**Data supplied**
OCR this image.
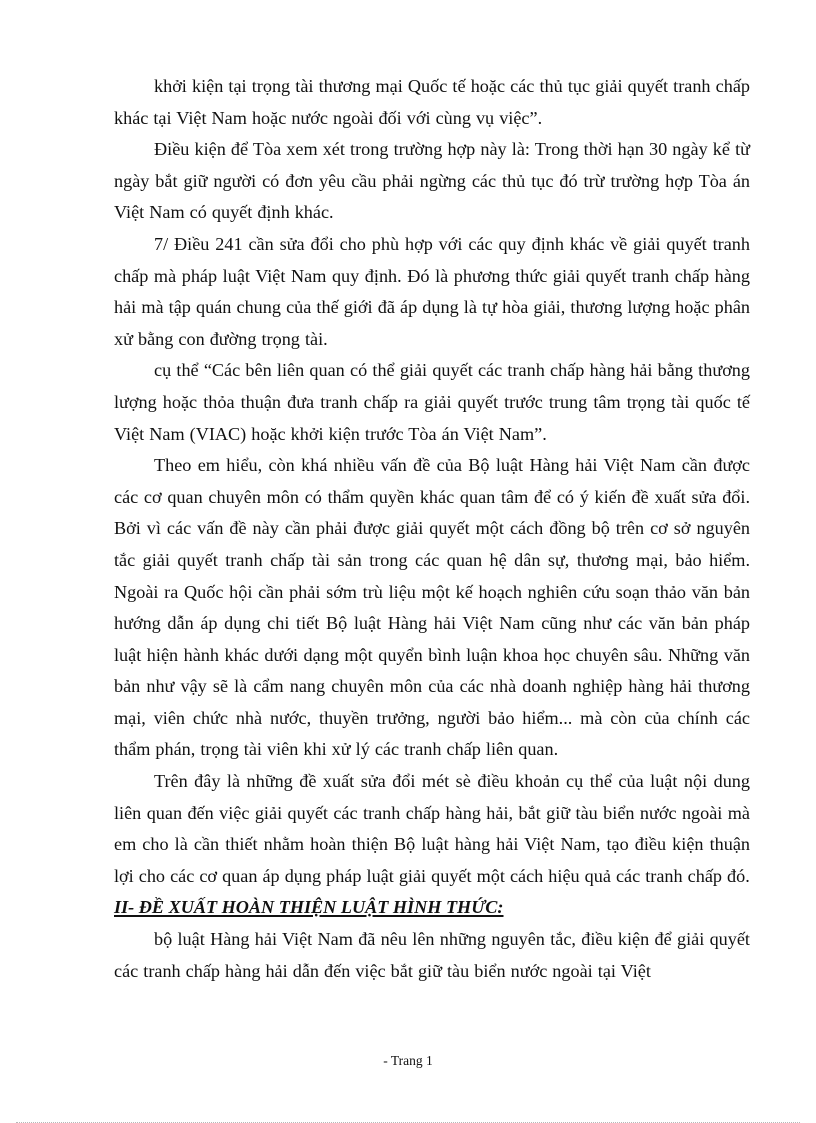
khởi kiện tại trọng tài thương mại Quốc tế hoặc các thủ tục giải quyết tranh chấp khác tại Việt Nam hoặc nước ngoài đối với cùng vụ việc”.

Điều kiện để Tòa xem xét trong trường hợp này là: Trong thời hạn 30 ngày kể từ ngày bắt giữ người có đơn yêu cầu phải ngừng các thủ tục đó trừ trường hợp Tòa án Việt Nam có quyết định khác.

7/ Điều 241 cần sửa đổi cho phù hợp với các quy định khác về giải quyết tranh chấp mà pháp luật Việt Nam quy định. Đó là phương thức giải quyết tranh chấp hàng hải mà tập quán chung của thế giới đã áp dụng là tự hòa giải, thương lượng hoặc phân xử bằng con đường trọng tài.

cụ thể “Các bên liên quan có thể giải quyết các tranh chấp hàng hải bằng thương lượng hoặc thỏa thuận đưa tranh chấp ra giải quyết trước trung tâm trọng tài quốc tế Việt Nam (VIAC) hoặc khởi kiện trước Tòa án Việt Nam”.

Theo em hiểu, còn khá nhiều vấn đề của Bộ luật Hàng hải Việt Nam cần được các cơ quan chuyên môn có thẩm quyền khác quan tâm để có ý kiến đề xuất sửa đổi. Bởi vì các vấn đề này cần phải được giải quyết một cách đồng bộ trên cơ sở nguyên tắc giải quyết tranh chấp tài sản trong các quan hệ dân sự, thương mại, bảo hiểm. Ngoài ra Quốc hội cần phải sớm trù liệu một kế hoạch nghiên cứu soạn thảo văn bản hướng dẫn áp dụng chi tiết Bộ luật Hàng hải Việt Nam cũng như các văn bản pháp luật hiện hành khác dưới dạng một quyển bình luận khoa học chuyên sâu. Những văn bản như vậy sẽ là cẩm nang chuyên môn của các nhà doanh nghiệp hàng hải thương mại, viên chức nhà nước, thuyền trưởng, người bảo hiểm... mà còn của chính các thẩm phán, trọng tài viên khi xử lý các tranh chấp liên quan.

Trên đây là những đề xuất sửa đổi mét sè điều khoản cụ thể của luật nội dung liên quan đến việc giải quyết các tranh chấp hàng hải, bắt giữ tàu biển nước ngoài mà em cho là cần thiết nhằm hoàn thiện Bộ luật hàng hải Việt Nam, tạo điều kiện thuận lợi cho các cơ quan áp dụng pháp luật giải quyết một cách hiệu quả các tranh chấp đó.

II- ĐỀ XUẤT HOÀN THIỆN LUẬT HÌNH THỨC:

bộ luật Hàng hải Việt Nam đã nêu lên những nguyên tắc, điều kiện để giải quyết các tranh chấp hàng hải dẫn đến việc bắt giữ tàu biển nước ngoài tại Việt

- Trang 1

**What you should do**
The pictures should not be reproduced; quote all of the other material exactly.

**Written answer**
OCR this image.
khởi kiện tại trọng tài thương mại Quốc tế hoặc các thủ tục giải quyết tranh chấp khác tại Việt Nam hoặc nước ngoài đối với cùng vụ việc”.

Điều kiện để Tòa xem xét trong trường hợp này là: Trong thời hạn 30 ngày kể từ ngày bắt giữ người có đơn yêu cầu phải ngừng các thủ tục đó trừ trường hợp Tòa án Việt Nam có quyết định khác.

7/ Điều 241 cần sửa đổi cho phù hợp với các quy định khác về giải quyết tranh chấp mà pháp luật Việt Nam quy định. Đó là phương thức giải quyết tranh chấp hàng hải mà tập quán chung của thế giới đã áp dụng là tự hòa giải, thương lượng hoặc phân xử bằng con đường trọng tài.

cụ thể “Các bên liên quan có thể giải quyết các tranh chấp hàng hải bằng thương lượng hoặc thỏa thuận đưa tranh chấp ra giải quyết trước trung tâm trọng tài quốc tế Việt Nam (VIAC) hoặc khởi kiện trước Tòa án Việt Nam”.

Theo em hiểu, còn khá nhiều vấn đề của Bộ luật Hàng hải Việt Nam cần được các cơ quan chuyên môn có thẩm quyền khác quan tâm để có ý kiến đề xuất sửa đổi. Bởi vì các vấn đề này cần phải được giải quyết một cách đồng bộ trên cơ sở nguyên tắc giải quyết tranh chấp tài sản trong các quan hệ dân sự, thương mại, bảo hiểm. Ngoài ra Quốc hội cần phải sớm trù liệu một kế hoạch nghiên cứu soạn thảo văn bản hướng dẫn áp dụng chi tiết Bộ luật Hàng hải Việt Nam cũng như các văn bản pháp luật hiện hành khác dưới dạng một quyển bình luận khoa học chuyên sâu. Những văn bản như vậy sẽ là cẩm nang chuyên môn của các nhà doanh nghiệp hàng hải thương mại, viên chức nhà nước, thuyền trưởng, người bảo hiểm... mà còn của chính các thẩm phán, trọng tài viên khi xử lý các tranh chấp liên quan.

Trên đây là những đề xuất sửa đổi mét sè điều khoản cụ thể của luật nội dung liên quan đến việc giải quyết các tranh chấp hàng hải, bắt giữ tàu biển nước ngoài mà em cho là cần thiết nhằm hoàn thiện Bộ luật hàng hải Việt Nam, tạo điều kiện thuận lợi cho các cơ quan áp dụng pháp luật giải quyết một cách hiệu quả các tranh chấp đó.

II- ĐỀ XUẤT HOÀN THIỆN LUẬT HÌNH THỨC:

bộ luật Hàng hải Việt Nam đã nêu lên những nguyên tắc, điều kiện để giải quyết các tranh chấp hàng hải dẫn đến việc bắt giữ tàu biển nước ngoài tại Việt

- Trang 1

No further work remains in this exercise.